- **EXERCISE PROMPT**:
How many lines of the records hold the string "they"? Reply with the number alone.

- **Data records**:
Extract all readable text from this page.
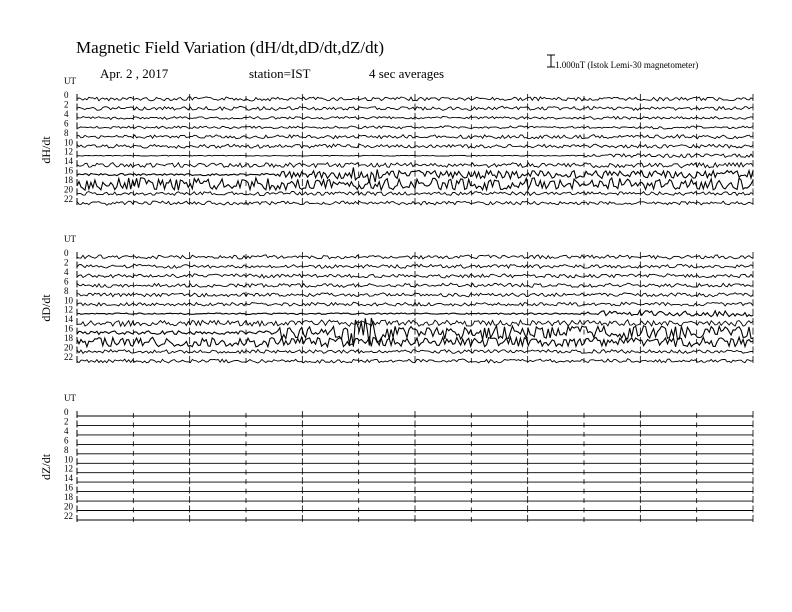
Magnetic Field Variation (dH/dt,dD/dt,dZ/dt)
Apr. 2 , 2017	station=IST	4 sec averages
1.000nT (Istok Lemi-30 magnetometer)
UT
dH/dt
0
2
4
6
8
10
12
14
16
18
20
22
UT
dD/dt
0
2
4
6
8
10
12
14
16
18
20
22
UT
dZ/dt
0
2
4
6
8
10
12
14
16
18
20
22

...

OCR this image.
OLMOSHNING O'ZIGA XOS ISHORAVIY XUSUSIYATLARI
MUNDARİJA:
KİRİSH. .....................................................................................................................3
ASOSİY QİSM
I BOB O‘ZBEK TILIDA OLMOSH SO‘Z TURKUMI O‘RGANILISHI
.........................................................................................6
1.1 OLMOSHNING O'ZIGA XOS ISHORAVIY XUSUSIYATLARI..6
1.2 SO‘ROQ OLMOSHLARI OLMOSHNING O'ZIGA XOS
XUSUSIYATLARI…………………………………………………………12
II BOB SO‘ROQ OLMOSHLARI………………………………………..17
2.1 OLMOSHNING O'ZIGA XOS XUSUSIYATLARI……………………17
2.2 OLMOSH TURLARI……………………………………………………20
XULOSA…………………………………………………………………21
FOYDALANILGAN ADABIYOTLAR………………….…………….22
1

==

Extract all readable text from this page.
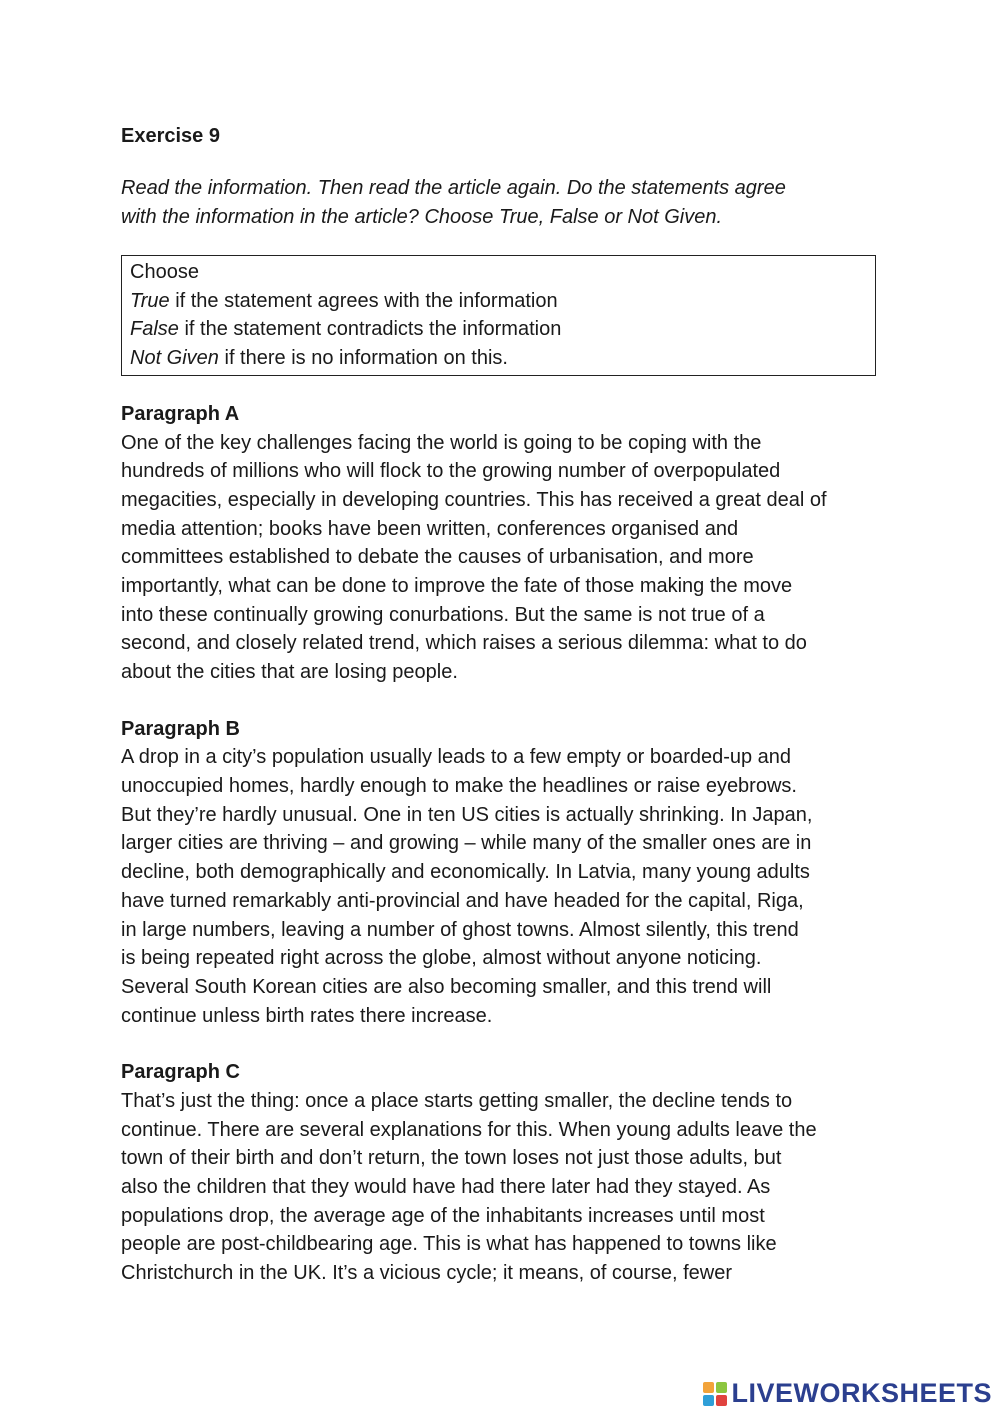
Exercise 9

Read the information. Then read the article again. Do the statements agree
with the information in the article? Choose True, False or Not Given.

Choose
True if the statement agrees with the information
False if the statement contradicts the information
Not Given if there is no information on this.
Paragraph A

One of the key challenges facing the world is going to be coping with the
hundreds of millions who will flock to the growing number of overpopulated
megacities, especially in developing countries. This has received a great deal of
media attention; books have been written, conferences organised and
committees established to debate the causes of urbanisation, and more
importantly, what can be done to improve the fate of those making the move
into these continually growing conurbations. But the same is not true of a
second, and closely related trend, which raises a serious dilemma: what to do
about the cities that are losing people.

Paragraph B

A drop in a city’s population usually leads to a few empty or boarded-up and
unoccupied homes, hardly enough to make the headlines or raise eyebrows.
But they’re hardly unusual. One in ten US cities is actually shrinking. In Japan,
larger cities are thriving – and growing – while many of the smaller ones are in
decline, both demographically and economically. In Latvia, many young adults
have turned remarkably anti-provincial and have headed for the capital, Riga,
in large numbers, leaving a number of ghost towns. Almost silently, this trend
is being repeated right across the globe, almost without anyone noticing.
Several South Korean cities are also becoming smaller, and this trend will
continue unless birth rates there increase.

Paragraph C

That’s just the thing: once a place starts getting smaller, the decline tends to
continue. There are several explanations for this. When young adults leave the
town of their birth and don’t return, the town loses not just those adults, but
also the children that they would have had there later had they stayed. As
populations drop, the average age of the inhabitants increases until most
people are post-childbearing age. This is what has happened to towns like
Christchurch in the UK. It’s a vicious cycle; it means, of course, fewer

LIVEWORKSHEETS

- **SOLUTION TO THIS TASK**:
2